Collect all lines from the listing that include the string "this".

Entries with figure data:
** Start **
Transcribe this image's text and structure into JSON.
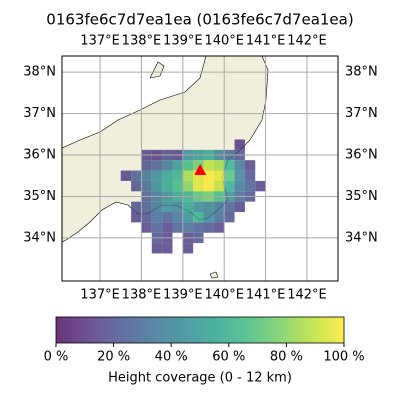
{
  "chart_data": {
    "type": "heatmap",
    "title": "0163fe6c7d7ea1ea (0163fe6c7d7ea1ea)",
    "xlim": [
      136.08,
      142.75
    ],
    "ylim": [
      32.96,
      38.39
    ],
    "xticks": [
      {
        "value": 137,
        "label": "137°E"
      },
      {
        "value": 138,
        "label": "138°E"
      },
      {
        "value": 139,
        "label": "139°E"
      },
      {
        "value": 140,
        "label": "140°E"
      },
      {
        "value": 141,
        "label": "141°E"
      },
      {
        "value": 142,
        "label": "142°E"
      }
    ],
    "yticks": [
      {
        "value": 34,
        "label": "34°N"
      },
      {
        "value": 35,
        "label": "35°N"
      },
      {
        "value": 36,
        "label": "36°N"
      },
      {
        "value": 37,
        "label": "37°N"
      },
      {
        "value": 38,
        "label": "38°N"
      }
    ],
    "grid": true,
    "cell_lon": [
      137.5,
      137.75,
      138.0,
      138.25,
      138.5,
      138.75,
      139.0,
      139.25,
      139.5,
      139.75,
      140.0,
      140.25,
      140.5,
      140.75
    ],
    "cell_lat": [
      36.375,
      36.125,
      35.875,
      35.625,
      35.375,
      35.125,
      34.875,
      34.625,
      34.375,
      34.125,
      33.875
    ],
    "cell_size": 0.25,
    "values": [
      [
        null,
        null,
        null,
        null,
        null,
        null,
        null,
        null,
        null,
        null,
        null,
        12,
        null,
        null
      ],
      [
        null,
        null,
        15,
        12,
        18,
        15,
        45,
        50,
        55,
        40,
        30,
        20,
        null,
        null
      ],
      [
        null,
        null,
        20,
        25,
        35,
        50,
        65,
        75,
        90,
        85,
        60,
        35,
        15,
        null
      ],
      [
        15,
        25,
        35,
        45,
        55,
        60,
        85,
        95,
        100,
        95,
        70,
        40,
        20,
        null
      ],
      [
        null,
        20,
        30,
        45,
        55,
        65,
        80,
        95,
        100,
        90,
        60,
        35,
        25,
        15
      ],
      [
        null,
        null,
        25,
        35,
        45,
        55,
        60,
        70,
        75,
        65,
        45,
        30,
        20,
        null
      ],
      [
        null,
        20,
        25,
        35,
        45,
        40,
        55,
        45,
        40,
        35,
        25,
        15,
        null,
        null
      ],
      [
        null,
        15,
        20,
        30,
        25,
        35,
        45,
        60,
        40,
        30,
        20,
        null,
        null,
        null
      ],
      [
        null,
        null,
        15,
        25,
        15,
        25,
        30,
        25,
        20,
        15,
        null,
        null,
        null,
        null
      ],
      [
        null,
        null,
        null,
        20,
        15,
        null,
        15,
        20,
        null,
        null,
        null,
        null,
        null,
        null
      ],
      [
        null,
        null,
        null,
        15,
        15,
        null,
        15,
        null,
        null,
        null,
        null,
        null,
        null,
        null
      ]
    ],
    "marker": {
      "lon": 139.42,
      "lat": 35.64,
      "color": "#ff0000"
    },
    "colormap": "viridis",
    "colorbar_lim": [
      0,
      100
    ],
    "colorbar_ticks": [
      {
        "value": 0,
        "label": "0 %"
      },
      {
        "value": 20,
        "label": "20 %"
      },
      {
        "value": 40,
        "label": "40 %"
      },
      {
        "value": 60,
        "label": "60 %"
      },
      {
        "value": 80,
        "label": "80 %"
      },
      {
        "value": 100,
        "label": "100 %"
      }
    ],
    "colorbar_label": "Height coverage (0 - 12 km)"
  }
}
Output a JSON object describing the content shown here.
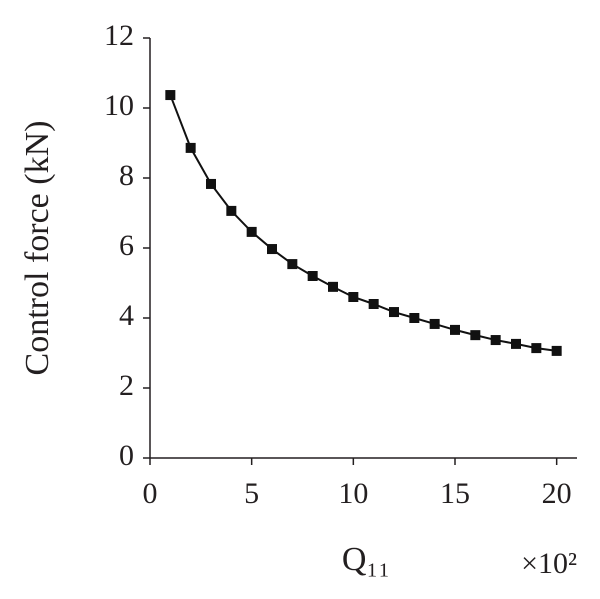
{
  "chart_data": {
    "type": "line",
    "x_label": "Q₁₁",
    "x_multiplier": "×10²",
    "y_label": "Control force (kN)",
    "x": [
      1,
      2,
      3,
      4,
      5,
      6,
      7,
      8,
      9,
      10,
      11,
      12,
      13,
      14,
      15,
      16,
      17,
      18,
      19,
      20
    ],
    "series": [
      {
        "color": "#111111",
        "values": [
          10.37,
          8.86,
          7.83,
          7.06,
          6.46,
          5.97,
          5.54,
          5.2,
          4.89,
          4.6,
          4.4,
          4.17,
          4.0,
          3.83,
          3.66,
          3.51,
          3.37,
          3.26,
          3.14,
          3.06
        ]
      }
    ],
    "xlim": [
      0,
      21
    ],
    "xticks": [
      0,
      5,
      10,
      15,
      20
    ],
    "ylim": [
      0,
      12
    ],
    "yticks": [
      0,
      2,
      4,
      6,
      8,
      10,
      12
    ],
    "grid": false,
    "marker": "square"
  }
}
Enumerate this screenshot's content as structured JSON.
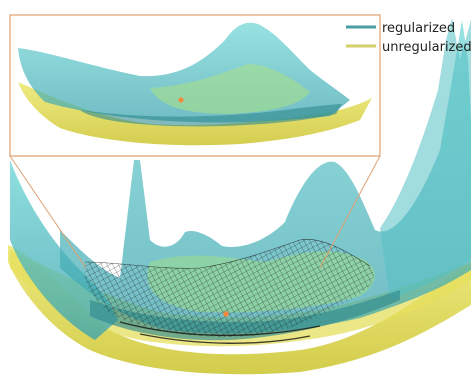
{
  "chart_data": {
    "type": "surface",
    "title": "",
    "xlabel": "",
    "ylabel": "",
    "inset": true,
    "series": [
      {
        "name": "regularized",
        "color": "#5fc7c9",
        "legend_color": "#4a9ea3"
      },
      {
        "name": "unregularized",
        "color": "#e3dd55",
        "legend_color": "#d4cf66"
      }
    ],
    "annotations": [
      {
        "kind": "marker",
        "color": "#f08a3c"
      },
      {
        "kind": "wireframe",
        "color": "#111111"
      }
    ]
  }
}
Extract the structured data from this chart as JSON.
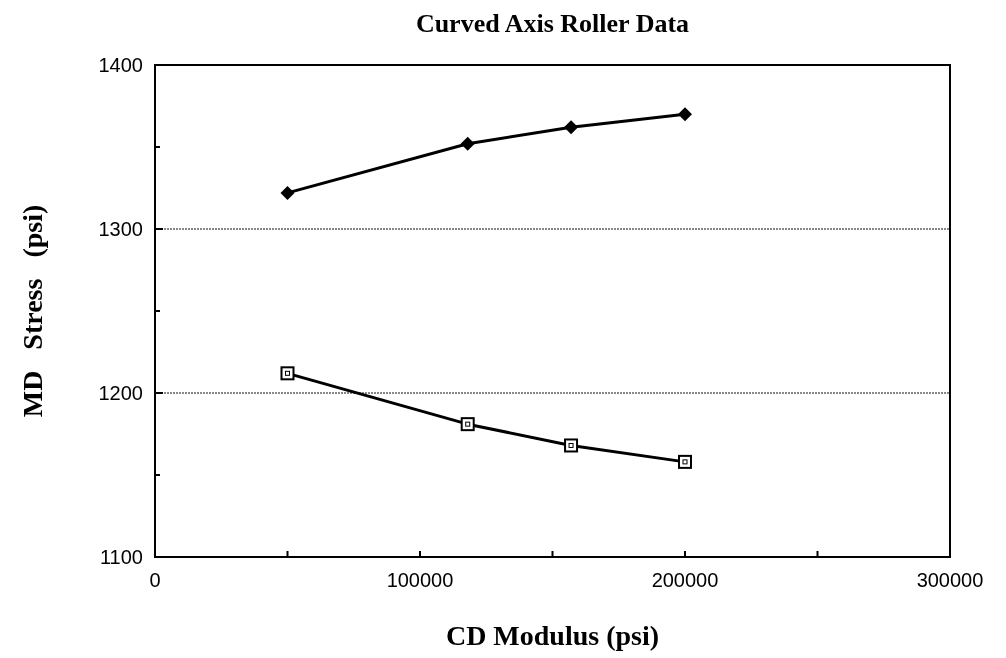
{
  "chart_data": {
    "type": "line",
    "title": "Curved Axis Roller Data",
    "xlabel": "CD Modulus (psi)",
    "ylabel": "MD   Stress   (psi)",
    "x": [
      50000,
      118000,
      157000,
      200000
    ],
    "series": [
      {
        "color": "#000000",
        "marker": "diamond",
        "values": [
          1322,
          1352,
          1362,
          1370
        ]
      },
      {
        "color": "#000000",
        "marker": "square",
        "values": [
          1212,
          1181,
          1168,
          1158
        ]
      }
    ],
    "xlim": [
      0,
      300000
    ],
    "xticks": [
      0,
      {
        "value": 50000,
        "label": null
      },
      100000,
      {
        "value": 150000,
        "label": null
      },
      200000,
      {
        "value": 250000,
        "label": null
      },
      300000
    ],
    "ylim": [
      1100,
      1400
    ],
    "yticks": [
      1100,
      {
        "value": 1150,
        "label": null
      },
      1200,
      {
        "value": 1250,
        "label": null
      },
      1300,
      {
        "value": 1350,
        "label": null
      },
      1400
    ],
    "grid": "y",
    "line_style": "solid"
  }
}
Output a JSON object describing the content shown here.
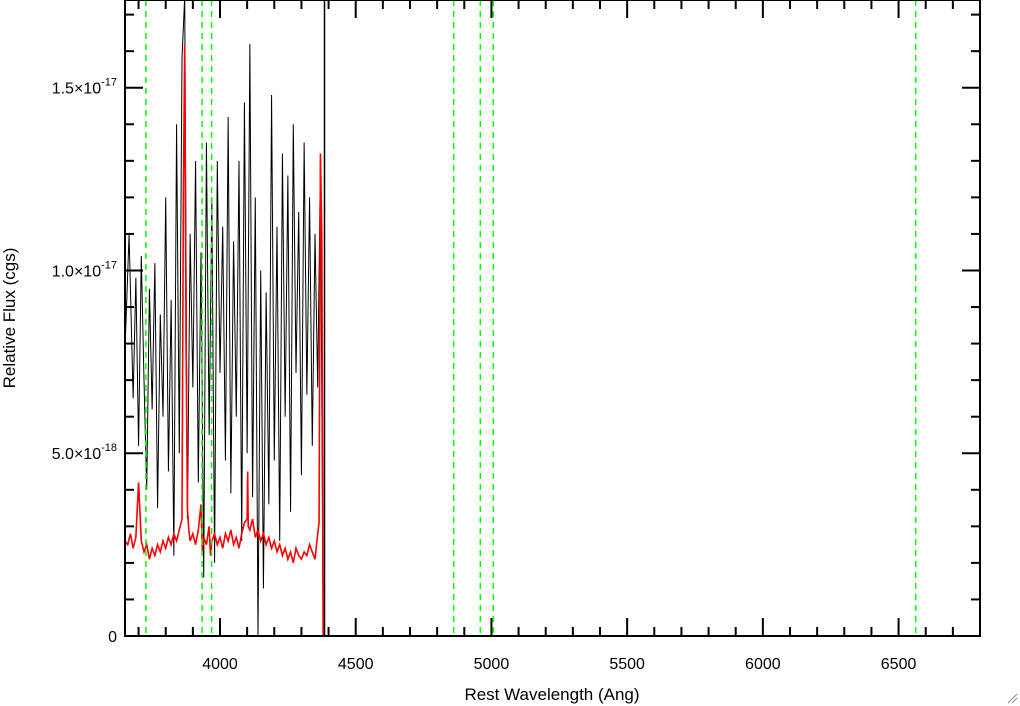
{
  "chart_data": {
    "type": "line",
    "title": "",
    "xlabel": "Rest Wavelength (Ang)",
    "ylabel": "Relative Flux (cgs)",
    "xlim": [
      3650,
      6800
    ],
    "ylim": [
      0,
      1.74e-17
    ],
    "x_ticks": [
      {
        "value": 4000,
        "label": "4000"
      },
      {
        "value": 4500,
        "label": "4500"
      },
      {
        "value": 5000,
        "label": "5000"
      },
      {
        "value": 5500,
        "label": "5500"
      },
      {
        "value": 6000,
        "label": "6000"
      },
      {
        "value": 6500,
        "label": "6500"
      }
    ],
    "y_ticks": [
      {
        "value": 0,
        "mantissa": "0",
        "exponent": ""
      },
      {
        "value": 5e-18,
        "mantissa": "5.0×10",
        "exponent": "-18"
      },
      {
        "value": 1e-17,
        "mantissa": "1.0×10",
        "exponent": "-17"
      },
      {
        "value": 1.5e-17,
        "mantissa": "1.5×10",
        "exponent": "-17"
      }
    ],
    "x_minor_step": 100,
    "y_minor_step": 1e-18,
    "grid": false,
    "series": [
      {
        "color": "#000000",
        "style": "solid",
        "x": [
          3650,
          3665,
          3680,
          3690,
          3700,
          3710,
          3720,
          3730,
          3740,
          3750,
          3760,
          3770,
          3780,
          3790,
          3800,
          3810,
          3820,
          3830,
          3840,
          3850,
          3860,
          3870,
          3880,
          3890,
          3900,
          3910,
          3920,
          3930,
          3940,
          3950,
          3960,
          3970,
          3980,
          3990,
          4000,
          4010,
          4020,
          4030,
          4040,
          4050,
          4060,
          4070,
          4080,
          4090,
          4100,
          4110,
          4120,
          4130,
          4140,
          4150,
          4160,
          4170,
          4180,
          4190,
          4200,
          4210,
          4220,
          4230,
          4240,
          4250,
          4260,
          4270,
          4280,
          4290,
          4300,
          4310,
          4320,
          4330,
          4340,
          4350,
          4360,
          4370,
          4380,
          6800
        ],
        "y": [
          7.8e-18,
          1.1e-17,
          6.5e-18,
          9.8e-18,
          5.2e-18,
          1.04e-17,
          7e-18,
          4e-18,
          9.5e-18,
          6.2e-18,
          1.02e-17,
          3.5e-18,
          8.8e-18,
          6e-18,
          1.2e-17,
          4.5e-18,
          9.2e-18,
          2.2e-18,
          1.4e-17,
          5e-18,
          1.58e-17,
          1.75e-17,
          3.2e-18,
          1.1e-17,
          6.8e-18,
          1.3e-17,
          4.2e-18,
          1.05e-17,
          1.6e-18,
          1.35e-17,
          5.5e-18,
          1.2e-17,
          2e-18,
          1.3e-17,
          7.2e-18,
          1.12e-17,
          4.8e-18,
          1.42e-17,
          3.9e-18,
          1.08e-17,
          6e-18,
          1.3e-17,
          2.6e-18,
          1.46e-17,
          5e-18,
          1.62e-17,
          3.8e-18,
          1.2e-17,
          0,
          1e-17,
          1.3e-18,
          9.4e-18,
          3.6e-18,
          1.48e-17,
          4.8e-18,
          1.12e-17,
          2.6e-18,
          1.32e-17,
          6e-18,
          1.26e-17,
          3.4e-18,
          1.4e-17,
          7.2e-18,
          1.16e-17,
          4.4e-18,
          1.35e-17,
          6.6e-18,
          1.2e-17,
          5.2e-18,
          1.1e-17,
          6.8e-18,
          1.3e-17,
          0,
          0
        ]
      },
      {
        "color": "#ff0000",
        "style": "solid",
        "x": [
          3650,
          3660,
          3670,
          3680,
          3690,
          3700,
          3710,
          3720,
          3730,
          3740,
          3750,
          3760,
          3770,
          3780,
          3790,
          3800,
          3810,
          3820,
          3830,
          3840,
          3850,
          3860,
          3865,
          3870,
          3875,
          3880,
          3885,
          3890,
          3900,
          3910,
          3920,
          3930,
          3935,
          3940,
          3950,
          3960,
          3965,
          3970,
          3980,
          3990,
          4000,
          4010,
          4020,
          4030,
          4040,
          4050,
          4060,
          4070,
          4080,
          4090,
          4100,
          4102,
          4104,
          4110,
          4120,
          4130,
          4140,
          4150,
          4160,
          4170,
          4180,
          4190,
          4200,
          4210,
          4220,
          4230,
          4240,
          4250,
          4260,
          4270,
          4280,
          4290,
          4300,
          4310,
          4320,
          4330,
          4340,
          4350,
          4360,
          4365,
          4370,
          4375,
          4380,
          6800
        ],
        "y": [
          2.6e-18,
          2.5e-18,
          2.8e-18,
          2.4e-18,
          2.7e-18,
          4.2e-18,
          2.6e-18,
          2.3e-18,
          2.5e-18,
          2.1e-18,
          2.4e-18,
          2.2e-18,
          2.5e-18,
          2.3e-18,
          2.6e-18,
          2.4e-18,
          2.7e-18,
          2.5e-18,
          2.8e-18,
          2.6e-18,
          2.9e-18,
          3.2e-18,
          1.2e-17,
          1.62e-17,
          8e-18,
          3.5e-18,
          2.9e-18,
          2.6e-18,
          2.8e-18,
          2.5e-18,
          2.9e-18,
          3.6e-18,
          2.3e-18,
          2.7e-18,
          2.5e-18,
          3e-18,
          2.2e-18,
          2.6e-18,
          2.8e-18,
          2.5e-18,
          2.7e-18,
          2.4e-18,
          2.8e-18,
          2.6e-18,
          2.9e-18,
          2.5e-18,
          2.7e-18,
          2.4e-18,
          2.8e-18,
          3.1e-18,
          3.2e-18,
          4.5e-18,
          3e-18,
          2.9e-18,
          3.2e-18,
          2.7e-18,
          2.9e-18,
          2.6e-18,
          2.8e-18,
          2.5e-18,
          2.7e-18,
          2.4e-18,
          2.6e-18,
          2.3e-18,
          2.5e-18,
          2.2e-18,
          2.4e-18,
          2.1e-18,
          2.3e-18,
          2e-18,
          2.4e-18,
          2.2e-18,
          2.1e-18,
          2.3e-18,
          2.2e-18,
          2.5e-18,
          2.3e-18,
          2.1e-18,
          2.8e-18,
          3.1e-18,
          1.32e-17,
          1.1e-17,
          0,
          0
        ]
      }
    ],
    "vertical_lines": [
      {
        "x": 3727,
        "color": "#00ff00",
        "style": "dashed"
      },
      {
        "x": 3934,
        "color": "#00ff00",
        "style": "dashed"
      },
      {
        "x": 3969,
        "color": "#00ff00",
        "style": "dashed"
      },
      {
        "x": 4861,
        "color": "#00ff00",
        "style": "dashed"
      },
      {
        "x": 4959,
        "color": "#00ff00",
        "style": "dashed"
      },
      {
        "x": 5007,
        "color": "#00ff00",
        "style": "dashed"
      },
      {
        "x": 6563,
        "color": "#00ff00",
        "style": "dashed"
      },
      {
        "x": 4385,
        "color": "#000000",
        "style": "solid"
      }
    ]
  }
}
** End **
### Response below
Transcribe this image's text and structure into JSON.
Enumerate this screenshot's content as structured JSON.
Extract the structured data from this chart as JSON.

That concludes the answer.